TEXT EXCERPT =>
Subpoenas issued to U.S. Secretary of State Condoleezza Rice, National Security Adviser Stephen Hadley and other top Bush administration officials could end up shedding unprecedented light on the Bush administration’s inner workings and the government’s dealings with the pro-Israel lobby.

In an unusually broad ruling Nov. 2 in the classified information case against two ex-officials at the American Israel Public Affairs Committee (AIPAC), a federal judge allowed the defense to subpoena 15 administration officials over the objections of the Bush administration.

In addition to Rice and Hadley, the list also includes Elliot Abrams, deputy national security adviser who is also the administration’s top policy official on the Middle East; Richard Armitage, former deputy secretary of state; Paul Wolfowitz, former deputy secretary of defense, and Douglas Feith, former undersecretary of defense.

U.S. District Court Judge T.S. Ellis III in Alexandria, Va., not only ruled as relevant government conversations with the two defendants — Steve Rosen, AIPAC’s former foreign policy boss, and Keith Weissman, his deputy and the lobby’s top Iran analyst — but also discussions that involved only U.S. officials.

In addition, Ellis said the conversations between officials and other AIPAC representatives were in play. Such conversations are bound to reveal how AIPAC has been used as an instrument by one faction in government to influence or head off another, especially in the fight over how hard a line to take against Iran.

Defense lawyers were elated with the ruling.

“For over two years we have been explaining that our clients’ conduct was lawful and completely consistent with how the U.S. government dealt with AIPAC and other foreign policy groups,” said Rosen’s lawyer, Abbe Lowell, in a statement issued also on behalf of Weissman’s lawyer, John Nassikas.

The attorneys each work at top-flight Washington firms: Lowell at McDermott, Will and Emery and Nassikas at Arent Fox.

“We are gratified that the judge has agreed that the defense has the right to prove these points by calling the secretary of state and all of these other government officials as our witnesses,” Lowell said. “We look forward to the trial of this case.”

The government may still oppose the subpoenas, but Ellis warned that this could endanger its case.

“The government’s refusal to comply with a subpoena in these circumstances may result in dismissal or a lesser sanction,” the judge wrote.

Rosen and Weissman were charged under a never-used statute in the 1917 Espionage Act that criminalizes the receipt and dissemination of classified information by civilians. Free-speech advocates, press groups and lobbyists are closely watching the case.

The defendants have long argued that conversations outlined in the August 2005 indictment were routine and part of the government’s unofficial practice of using the pro-Israel lobby to convey information to Israel, the press, other nations or even other branches of government.

Ellis in his ruling agreed that the defense was attempting to make a valid argument.

DIRECTIVES =>
1. Translate this sentence from the article on the AIPAC subpoenas into Spanish: "The government may still oppose the subpoenas, but Ellis warned that this could endanger its case."
2. The article on the AIPAC subpoenas names several of the 15 administration officials the defense may subpoena. List every one it names.

STORED ROWS =>

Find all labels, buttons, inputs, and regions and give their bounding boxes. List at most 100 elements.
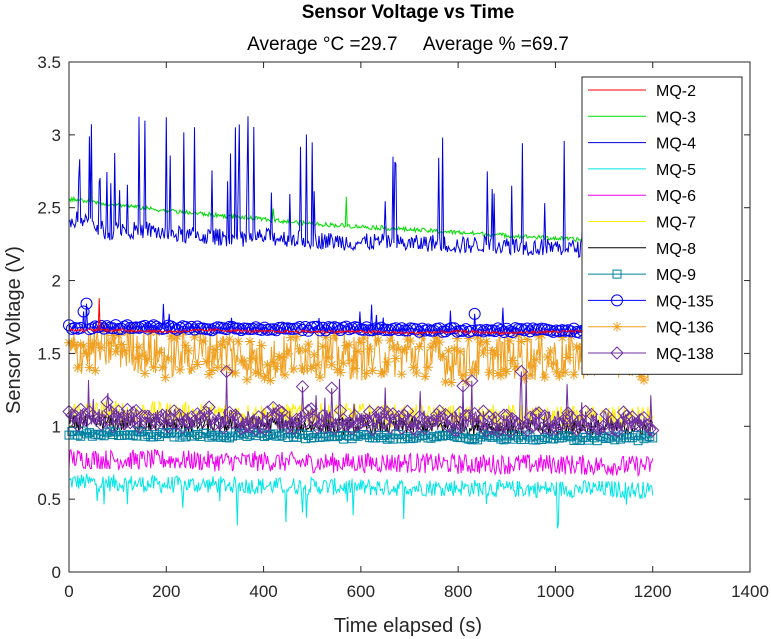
marker-mq-136	[498, 364, 509, 375]
marker-mq-136	[350, 363, 361, 374]
marker-mq-138	[359, 413, 374, 427]
marker-mq-9	[382, 434, 392, 444]
marker-mq-9	[449, 431, 459, 441]
marker-mq-9	[493, 432, 503, 442]
marker-mq-135	[141, 322, 154, 335]
marker-mq-136	[294, 343, 305, 354]
marker-mq-135	[77, 305, 90, 318]
marker-mq-138	[252, 410, 266, 424]
marker-mq-138	[526, 419, 540, 433]
marker-mq-9	[476, 432, 486, 442]
marker-mq-9	[82, 429, 92, 439]
series-mq-138	[62, 364, 660, 439]
marker-mq-135	[494, 323, 507, 336]
marker-mq-9	[551, 430, 561, 440]
marker-mq-9	[341, 430, 351, 440]
marker-mq-136	[90, 365, 101, 376]
marker-mq-138	[234, 421, 248, 436]
legend-marker-mq-136	[612, 321, 622, 332]
marker-mq-9	[204, 432, 214, 442]
marker-mq-136	[548, 358, 559, 369]
marker-mq-9	[268, 429, 278, 439]
marker-mq-136	[306, 363, 317, 374]
legend-label-mq-135: MQ-135	[656, 293, 714, 310]
x-axis-label: Time elapsed (s)	[334, 615, 482, 637]
marker-mq-135	[223, 320, 236, 333]
series-line-mq-5	[68, 473, 654, 529]
marker-mq-138	[473, 414, 488, 428]
marker-mq-136	[253, 368, 264, 379]
marker-mq-138	[482, 409, 496, 424]
marker-mq-138	[602, 422, 616, 437]
legend-entry-mq-9: MQ-9	[588, 267, 696, 284]
marker-mq-138	[246, 415, 260, 429]
marker-mq-136	[180, 340, 191, 351]
legend-box	[581, 76, 743, 375]
marker-mq-136	[110, 346, 121, 357]
marker-mq-138	[435, 410, 450, 425]
marker-mq-138	[412, 410, 426, 424]
marker-mq-136	[408, 362, 419, 373]
marker-mq-135	[115, 322, 128, 335]
legend-entry-mq-3: MQ-3	[588, 109, 696, 126]
marker-mq-135	[392, 324, 405, 337]
marker-mq-9	[152, 430, 162, 440]
marker-mq-135	[492, 322, 505, 335]
marker-mq-9	[289, 432, 299, 442]
marker-mq-138	[520, 423, 534, 438]
marker-mq-135	[179, 320, 192, 333]
marker-mq-138	[138, 409, 152, 424]
marker-mq-136	[134, 342, 145, 353]
marker-mq-9	[216, 432, 226, 442]
marker-mq-135	[74, 321, 87, 334]
marker-mq-9	[149, 432, 159, 442]
marker-mq-9	[563, 431, 573, 441]
chart-subtitle: Average °C =29.7 Average % =69.7	[247, 34, 569, 55]
legend-entry-mq-135: MQ-135	[588, 293, 714, 310]
marker-mq-135	[249, 321, 262, 334]
y-tick-label: 2.5	[37, 199, 61, 218]
x-tick-label: 400	[249, 582, 277, 601]
marker-mq-9	[210, 430, 220, 440]
marker-mq-138	[465, 374, 479, 388]
marker-mq-138	[190, 407, 205, 421]
marker-mq-135	[264, 323, 277, 336]
marker-mq-136	[230, 368, 241, 379]
marker-mq-138	[202, 400, 216, 414]
marker-mq-138	[73, 402, 88, 417]
marker-mq-135	[273, 321, 286, 334]
legend-entry-mq-8: MQ-8	[588, 241, 696, 258]
marker-mq-138	[304, 402, 318, 416]
marker-mq-138	[345, 421, 359, 436]
marker-mq-135	[313, 324, 326, 337]
marker-mq-138	[406, 421, 421, 436]
marker-mq-138	[316, 409, 330, 423]
legend-entry-mq-7: MQ-7	[588, 215, 696, 232]
marker-mq-9	[627, 433, 637, 443]
marker-mq-136	[250, 367, 261, 378]
marker-mq-136	[154, 347, 165, 358]
marker-mq-138	[646, 423, 660, 438]
marker-mq-9	[470, 434, 480, 444]
marker-mq-135	[518, 324, 531, 337]
marker-mq-136	[530, 354, 541, 365]
marker-mq-135	[165, 320, 178, 333]
marker-mq-135	[80, 297, 93, 310]
marker-mq-136	[411, 367, 422, 378]
marker-mq-9	[481, 432, 491, 442]
y-axis-ticks: 0 0.5 1 1.5 2 2.5 3 3.5	[37, 53, 750, 582]
marker-mq-9	[362, 430, 372, 440]
marker-mq-136	[256, 340, 267, 351]
marker-mq-136	[212, 362, 223, 373]
marker-mq-136	[347, 355, 358, 366]
marker-mq-138	[275, 405, 289, 419]
marker-mq-138	[173, 408, 187, 422]
marker-mq-136	[422, 362, 433, 373]
marker-mq-138	[216, 420, 231, 435]
marker-mq-136	[358, 332, 369, 343]
marker-mq-138	[237, 420, 251, 434]
marker-mq-138	[529, 407, 543, 421]
marker-mq-136	[119, 345, 130, 356]
marker-mq-9	[125, 430, 135, 440]
x-tick-label: 1400	[731, 582, 769, 601]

OUTPUTS FOR THE TASKS =>
1. El gobierno todavía podría oponerse a las citaciones, pero Ellis advirtió que esto podría poner en peligro su caso.

2.
Condoleezza Rice
Stephen Hadley
Elliot Abrams
Richard Armitage
Paul Wolfowitz
Douglas Feith